▸ WHAT IS BEING ASKED: Find every line in the records below that holds the word "Average" and copy it.

▸ DATASET RECORDS:
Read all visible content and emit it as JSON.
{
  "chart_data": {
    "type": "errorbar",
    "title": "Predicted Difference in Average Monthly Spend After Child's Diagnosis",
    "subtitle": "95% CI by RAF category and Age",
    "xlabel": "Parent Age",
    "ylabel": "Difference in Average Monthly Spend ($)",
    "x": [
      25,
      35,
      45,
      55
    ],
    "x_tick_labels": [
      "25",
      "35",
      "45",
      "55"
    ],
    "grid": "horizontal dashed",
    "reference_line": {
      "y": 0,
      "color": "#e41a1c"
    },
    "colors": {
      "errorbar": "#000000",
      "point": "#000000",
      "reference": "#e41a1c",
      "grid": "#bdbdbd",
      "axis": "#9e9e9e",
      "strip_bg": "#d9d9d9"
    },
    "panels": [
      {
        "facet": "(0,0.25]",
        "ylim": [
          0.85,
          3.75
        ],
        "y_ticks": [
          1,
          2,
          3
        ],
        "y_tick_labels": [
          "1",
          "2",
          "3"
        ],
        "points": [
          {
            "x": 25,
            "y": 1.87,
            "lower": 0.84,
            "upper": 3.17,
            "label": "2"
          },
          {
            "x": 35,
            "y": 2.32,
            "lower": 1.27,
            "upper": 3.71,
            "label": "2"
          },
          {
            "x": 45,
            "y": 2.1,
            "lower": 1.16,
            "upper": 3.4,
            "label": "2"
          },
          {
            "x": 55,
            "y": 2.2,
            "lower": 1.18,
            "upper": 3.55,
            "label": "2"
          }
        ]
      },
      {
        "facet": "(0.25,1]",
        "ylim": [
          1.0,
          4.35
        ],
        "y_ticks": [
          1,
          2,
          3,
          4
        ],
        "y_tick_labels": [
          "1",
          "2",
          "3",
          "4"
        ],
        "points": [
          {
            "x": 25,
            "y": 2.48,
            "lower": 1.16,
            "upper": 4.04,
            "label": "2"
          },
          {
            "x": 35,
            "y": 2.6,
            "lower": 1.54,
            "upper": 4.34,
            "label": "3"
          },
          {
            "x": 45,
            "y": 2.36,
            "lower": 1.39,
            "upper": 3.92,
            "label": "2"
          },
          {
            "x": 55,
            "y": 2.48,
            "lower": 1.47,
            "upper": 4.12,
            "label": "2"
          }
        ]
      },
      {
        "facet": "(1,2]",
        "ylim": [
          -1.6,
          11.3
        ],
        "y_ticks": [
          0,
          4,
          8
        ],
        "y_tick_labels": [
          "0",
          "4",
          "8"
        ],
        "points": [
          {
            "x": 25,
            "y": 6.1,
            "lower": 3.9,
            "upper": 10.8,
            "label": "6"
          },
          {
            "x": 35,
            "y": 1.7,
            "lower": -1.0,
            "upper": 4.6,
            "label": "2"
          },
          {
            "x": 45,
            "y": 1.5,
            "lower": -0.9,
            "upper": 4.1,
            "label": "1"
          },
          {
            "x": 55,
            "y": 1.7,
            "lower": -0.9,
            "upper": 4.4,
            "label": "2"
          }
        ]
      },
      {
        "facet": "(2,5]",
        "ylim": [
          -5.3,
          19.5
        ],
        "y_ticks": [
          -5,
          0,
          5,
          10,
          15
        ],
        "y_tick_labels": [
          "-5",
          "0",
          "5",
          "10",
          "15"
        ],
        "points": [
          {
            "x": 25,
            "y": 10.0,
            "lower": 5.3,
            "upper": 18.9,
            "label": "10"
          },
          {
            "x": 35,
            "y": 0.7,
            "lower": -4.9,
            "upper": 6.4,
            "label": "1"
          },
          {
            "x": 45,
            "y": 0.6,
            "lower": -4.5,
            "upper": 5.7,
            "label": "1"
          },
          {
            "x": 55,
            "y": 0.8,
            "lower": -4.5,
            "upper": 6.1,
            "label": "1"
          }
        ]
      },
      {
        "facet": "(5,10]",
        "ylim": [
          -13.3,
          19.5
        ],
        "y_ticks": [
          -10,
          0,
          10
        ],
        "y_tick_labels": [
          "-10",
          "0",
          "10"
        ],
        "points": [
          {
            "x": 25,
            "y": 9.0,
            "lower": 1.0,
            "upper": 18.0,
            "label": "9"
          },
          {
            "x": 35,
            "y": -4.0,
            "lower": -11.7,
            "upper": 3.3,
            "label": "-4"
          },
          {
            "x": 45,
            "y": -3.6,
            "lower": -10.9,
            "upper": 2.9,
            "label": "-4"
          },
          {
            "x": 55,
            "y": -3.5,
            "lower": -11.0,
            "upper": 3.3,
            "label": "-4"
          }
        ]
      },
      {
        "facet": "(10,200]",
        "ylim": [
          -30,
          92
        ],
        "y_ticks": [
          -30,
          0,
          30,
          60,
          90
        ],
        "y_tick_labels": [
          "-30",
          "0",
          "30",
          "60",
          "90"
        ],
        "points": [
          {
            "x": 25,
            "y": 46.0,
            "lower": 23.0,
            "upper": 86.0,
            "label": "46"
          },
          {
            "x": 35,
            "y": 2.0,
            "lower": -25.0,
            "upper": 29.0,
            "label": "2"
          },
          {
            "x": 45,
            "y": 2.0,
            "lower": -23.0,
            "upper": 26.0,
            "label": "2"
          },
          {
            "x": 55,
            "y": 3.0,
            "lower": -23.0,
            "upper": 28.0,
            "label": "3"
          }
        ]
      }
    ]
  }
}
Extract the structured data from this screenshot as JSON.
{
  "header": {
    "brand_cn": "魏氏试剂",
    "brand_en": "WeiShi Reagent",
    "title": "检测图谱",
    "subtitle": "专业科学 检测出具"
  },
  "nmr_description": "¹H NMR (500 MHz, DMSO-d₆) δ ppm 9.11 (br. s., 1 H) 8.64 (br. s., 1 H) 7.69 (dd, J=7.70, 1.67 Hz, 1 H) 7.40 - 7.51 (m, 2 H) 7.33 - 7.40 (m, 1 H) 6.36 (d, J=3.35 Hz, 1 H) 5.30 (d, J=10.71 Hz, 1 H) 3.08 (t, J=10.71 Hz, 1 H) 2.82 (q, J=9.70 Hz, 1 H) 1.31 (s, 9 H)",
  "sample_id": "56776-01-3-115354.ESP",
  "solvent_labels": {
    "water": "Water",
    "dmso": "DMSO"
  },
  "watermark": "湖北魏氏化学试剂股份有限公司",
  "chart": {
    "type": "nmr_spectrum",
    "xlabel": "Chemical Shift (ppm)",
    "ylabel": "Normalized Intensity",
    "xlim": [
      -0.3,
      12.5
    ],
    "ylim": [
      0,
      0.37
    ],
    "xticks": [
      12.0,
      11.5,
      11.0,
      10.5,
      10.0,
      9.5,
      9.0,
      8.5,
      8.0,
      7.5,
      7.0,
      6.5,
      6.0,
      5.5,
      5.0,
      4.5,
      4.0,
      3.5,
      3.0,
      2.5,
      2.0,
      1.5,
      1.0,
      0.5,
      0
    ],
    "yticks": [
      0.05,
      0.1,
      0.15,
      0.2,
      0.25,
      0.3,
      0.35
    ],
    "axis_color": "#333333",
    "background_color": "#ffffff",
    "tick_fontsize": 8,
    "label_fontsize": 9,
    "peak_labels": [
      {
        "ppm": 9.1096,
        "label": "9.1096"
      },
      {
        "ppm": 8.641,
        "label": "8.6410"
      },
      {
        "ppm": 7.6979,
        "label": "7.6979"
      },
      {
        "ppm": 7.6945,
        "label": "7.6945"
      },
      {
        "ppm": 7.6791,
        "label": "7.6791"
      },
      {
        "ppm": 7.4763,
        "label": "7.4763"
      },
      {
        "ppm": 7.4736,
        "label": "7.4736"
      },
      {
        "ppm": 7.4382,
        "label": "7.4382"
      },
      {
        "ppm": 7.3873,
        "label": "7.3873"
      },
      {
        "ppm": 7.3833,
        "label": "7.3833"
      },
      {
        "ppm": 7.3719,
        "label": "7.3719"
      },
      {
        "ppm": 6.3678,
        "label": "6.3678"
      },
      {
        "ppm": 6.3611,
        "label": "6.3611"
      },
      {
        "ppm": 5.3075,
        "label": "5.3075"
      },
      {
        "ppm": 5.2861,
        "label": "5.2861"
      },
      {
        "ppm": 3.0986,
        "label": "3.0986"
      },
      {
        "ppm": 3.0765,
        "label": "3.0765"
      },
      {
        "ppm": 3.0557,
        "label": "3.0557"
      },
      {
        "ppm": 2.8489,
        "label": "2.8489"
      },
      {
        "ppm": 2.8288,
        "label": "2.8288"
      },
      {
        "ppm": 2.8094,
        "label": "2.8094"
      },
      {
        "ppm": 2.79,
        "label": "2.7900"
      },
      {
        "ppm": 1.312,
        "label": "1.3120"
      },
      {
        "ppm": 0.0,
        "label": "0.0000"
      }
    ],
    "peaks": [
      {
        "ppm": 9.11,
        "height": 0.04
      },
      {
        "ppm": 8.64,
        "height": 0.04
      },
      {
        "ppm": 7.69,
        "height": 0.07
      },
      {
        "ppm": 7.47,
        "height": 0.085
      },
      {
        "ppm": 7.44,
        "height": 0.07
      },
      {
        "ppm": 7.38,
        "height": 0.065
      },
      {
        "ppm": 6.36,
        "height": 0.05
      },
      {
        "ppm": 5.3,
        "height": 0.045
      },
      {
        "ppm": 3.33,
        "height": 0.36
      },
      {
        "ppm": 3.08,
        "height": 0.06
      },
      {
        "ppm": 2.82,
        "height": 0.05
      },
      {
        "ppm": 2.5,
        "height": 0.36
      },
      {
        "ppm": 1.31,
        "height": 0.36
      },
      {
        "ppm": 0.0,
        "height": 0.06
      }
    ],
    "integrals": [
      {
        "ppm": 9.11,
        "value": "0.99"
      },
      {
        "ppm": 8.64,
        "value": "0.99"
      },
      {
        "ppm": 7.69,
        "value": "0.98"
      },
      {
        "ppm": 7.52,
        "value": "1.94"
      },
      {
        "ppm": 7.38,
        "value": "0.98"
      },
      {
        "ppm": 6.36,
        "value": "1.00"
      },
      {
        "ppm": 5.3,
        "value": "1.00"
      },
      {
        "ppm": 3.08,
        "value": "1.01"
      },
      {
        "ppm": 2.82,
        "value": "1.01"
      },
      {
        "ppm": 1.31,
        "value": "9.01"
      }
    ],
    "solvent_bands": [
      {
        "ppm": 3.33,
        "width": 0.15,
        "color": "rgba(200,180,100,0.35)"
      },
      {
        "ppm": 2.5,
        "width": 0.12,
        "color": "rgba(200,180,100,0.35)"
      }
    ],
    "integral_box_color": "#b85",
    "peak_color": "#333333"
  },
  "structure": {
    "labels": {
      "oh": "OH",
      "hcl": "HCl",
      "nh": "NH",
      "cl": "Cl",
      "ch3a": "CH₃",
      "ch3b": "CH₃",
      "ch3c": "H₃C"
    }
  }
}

▸ THE SOLUTION:
    "title": "Predicted Difference in Average Monthly Spend After Child's Diagnosis",
    "ylabel": "Difference in Average Monthly Spend ($)",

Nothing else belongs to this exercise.